>>>>
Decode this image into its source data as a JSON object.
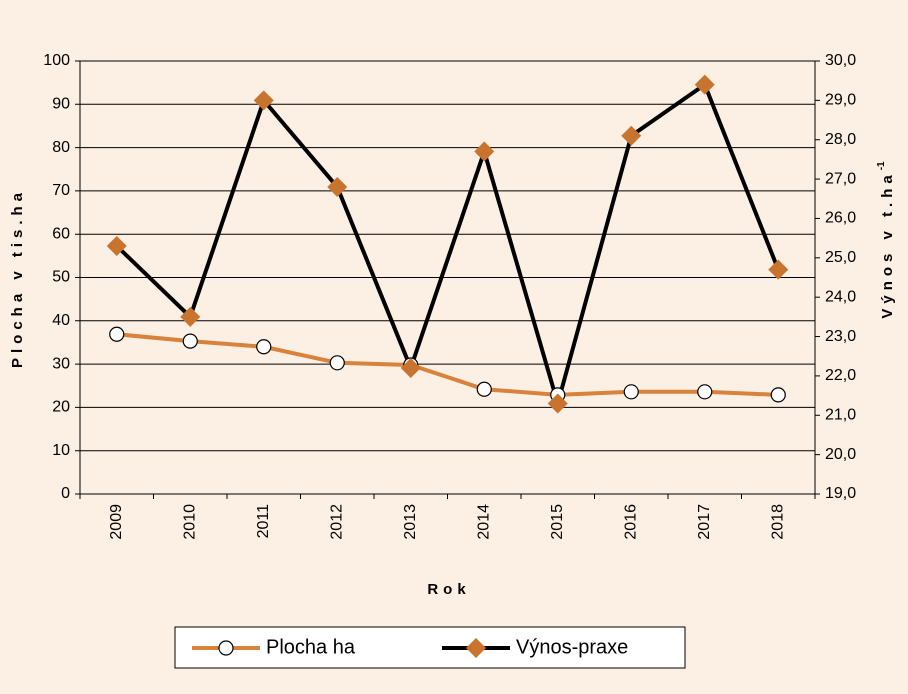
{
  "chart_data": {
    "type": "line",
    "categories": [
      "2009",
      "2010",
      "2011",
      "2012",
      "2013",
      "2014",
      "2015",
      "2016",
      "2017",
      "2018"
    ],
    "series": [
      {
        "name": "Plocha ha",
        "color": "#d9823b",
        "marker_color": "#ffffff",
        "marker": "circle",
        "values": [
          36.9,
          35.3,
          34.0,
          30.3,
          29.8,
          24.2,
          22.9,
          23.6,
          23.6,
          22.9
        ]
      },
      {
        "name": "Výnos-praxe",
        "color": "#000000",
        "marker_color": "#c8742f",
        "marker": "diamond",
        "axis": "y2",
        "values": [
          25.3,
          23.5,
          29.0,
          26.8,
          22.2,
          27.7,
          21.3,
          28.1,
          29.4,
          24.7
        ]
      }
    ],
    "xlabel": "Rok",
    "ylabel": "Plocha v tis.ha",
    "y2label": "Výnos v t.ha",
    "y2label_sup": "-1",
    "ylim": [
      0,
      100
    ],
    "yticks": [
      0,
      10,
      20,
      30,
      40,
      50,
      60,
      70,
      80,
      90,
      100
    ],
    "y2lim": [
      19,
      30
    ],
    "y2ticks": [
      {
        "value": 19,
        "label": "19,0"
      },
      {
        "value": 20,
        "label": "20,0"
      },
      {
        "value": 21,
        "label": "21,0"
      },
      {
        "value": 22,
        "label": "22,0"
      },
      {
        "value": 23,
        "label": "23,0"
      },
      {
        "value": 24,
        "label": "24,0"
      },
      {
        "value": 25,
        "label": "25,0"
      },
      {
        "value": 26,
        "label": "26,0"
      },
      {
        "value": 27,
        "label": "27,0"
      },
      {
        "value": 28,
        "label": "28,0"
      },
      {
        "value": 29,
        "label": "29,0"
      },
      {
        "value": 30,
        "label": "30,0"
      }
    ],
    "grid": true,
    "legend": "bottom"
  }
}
<<<<
>>>>
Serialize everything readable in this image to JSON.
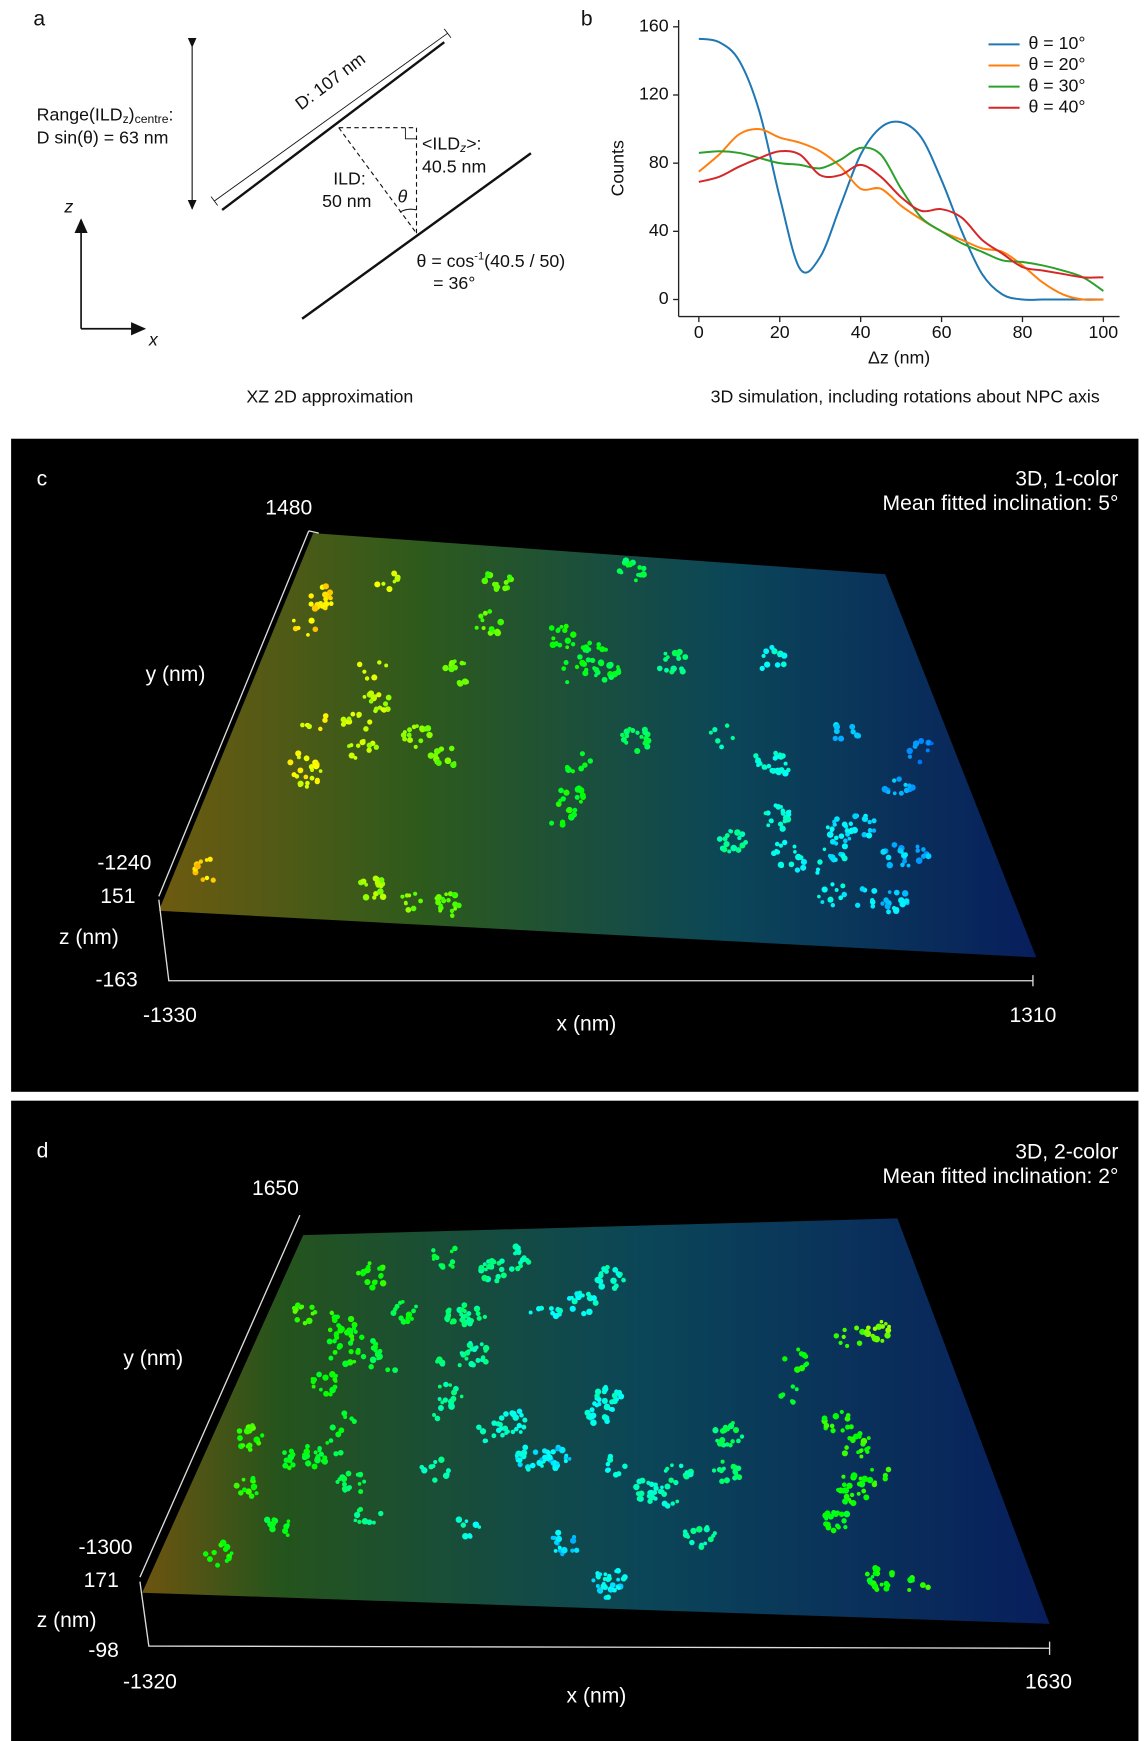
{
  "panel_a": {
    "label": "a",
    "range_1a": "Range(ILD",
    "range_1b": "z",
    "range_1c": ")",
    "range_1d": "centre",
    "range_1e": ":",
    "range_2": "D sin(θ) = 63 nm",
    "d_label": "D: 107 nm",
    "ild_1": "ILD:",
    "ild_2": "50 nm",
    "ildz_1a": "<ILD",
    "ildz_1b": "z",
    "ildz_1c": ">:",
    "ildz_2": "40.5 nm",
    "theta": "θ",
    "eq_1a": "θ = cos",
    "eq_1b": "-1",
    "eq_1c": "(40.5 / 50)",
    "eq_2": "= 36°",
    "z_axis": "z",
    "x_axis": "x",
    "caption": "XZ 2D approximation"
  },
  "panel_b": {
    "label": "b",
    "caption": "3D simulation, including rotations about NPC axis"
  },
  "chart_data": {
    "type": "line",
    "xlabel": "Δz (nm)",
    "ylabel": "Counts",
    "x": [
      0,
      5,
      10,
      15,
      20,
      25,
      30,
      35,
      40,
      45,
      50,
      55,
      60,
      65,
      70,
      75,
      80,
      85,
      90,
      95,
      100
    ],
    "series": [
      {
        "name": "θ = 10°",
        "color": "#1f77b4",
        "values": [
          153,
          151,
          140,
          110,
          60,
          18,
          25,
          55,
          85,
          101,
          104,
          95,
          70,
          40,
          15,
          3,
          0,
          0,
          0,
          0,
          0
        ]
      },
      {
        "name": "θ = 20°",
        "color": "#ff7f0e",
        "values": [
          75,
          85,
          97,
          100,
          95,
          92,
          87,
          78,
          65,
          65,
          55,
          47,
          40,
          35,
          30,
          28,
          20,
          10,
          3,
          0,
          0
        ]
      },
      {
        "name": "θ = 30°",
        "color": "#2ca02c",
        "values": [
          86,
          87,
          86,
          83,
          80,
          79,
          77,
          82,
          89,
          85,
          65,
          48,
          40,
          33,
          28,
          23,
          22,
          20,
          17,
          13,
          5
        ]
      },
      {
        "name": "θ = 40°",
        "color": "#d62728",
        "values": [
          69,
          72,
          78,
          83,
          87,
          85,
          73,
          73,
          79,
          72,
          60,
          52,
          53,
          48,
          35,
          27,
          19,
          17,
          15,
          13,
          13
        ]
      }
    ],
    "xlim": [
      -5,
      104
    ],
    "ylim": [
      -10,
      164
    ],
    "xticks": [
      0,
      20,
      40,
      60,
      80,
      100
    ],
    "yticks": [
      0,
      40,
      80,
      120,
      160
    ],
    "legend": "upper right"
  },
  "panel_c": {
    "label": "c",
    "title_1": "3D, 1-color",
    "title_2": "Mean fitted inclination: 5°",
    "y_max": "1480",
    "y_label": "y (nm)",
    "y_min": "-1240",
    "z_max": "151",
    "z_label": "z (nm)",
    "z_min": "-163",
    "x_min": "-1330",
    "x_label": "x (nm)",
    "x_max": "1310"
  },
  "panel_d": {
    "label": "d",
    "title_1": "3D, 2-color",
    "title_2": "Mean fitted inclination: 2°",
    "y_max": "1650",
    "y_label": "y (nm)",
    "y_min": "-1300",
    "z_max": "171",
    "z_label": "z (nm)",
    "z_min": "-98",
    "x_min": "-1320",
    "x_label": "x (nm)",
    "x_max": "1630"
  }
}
<<<<
* **WHAT YOU WILL DO**: Working from the listing above, pick out every line that has "this" and copy it.

* **FINISHED EXERCISE**:
Decode this image into its source data as a JSON object.
Serialize everything readable in this image to JSON.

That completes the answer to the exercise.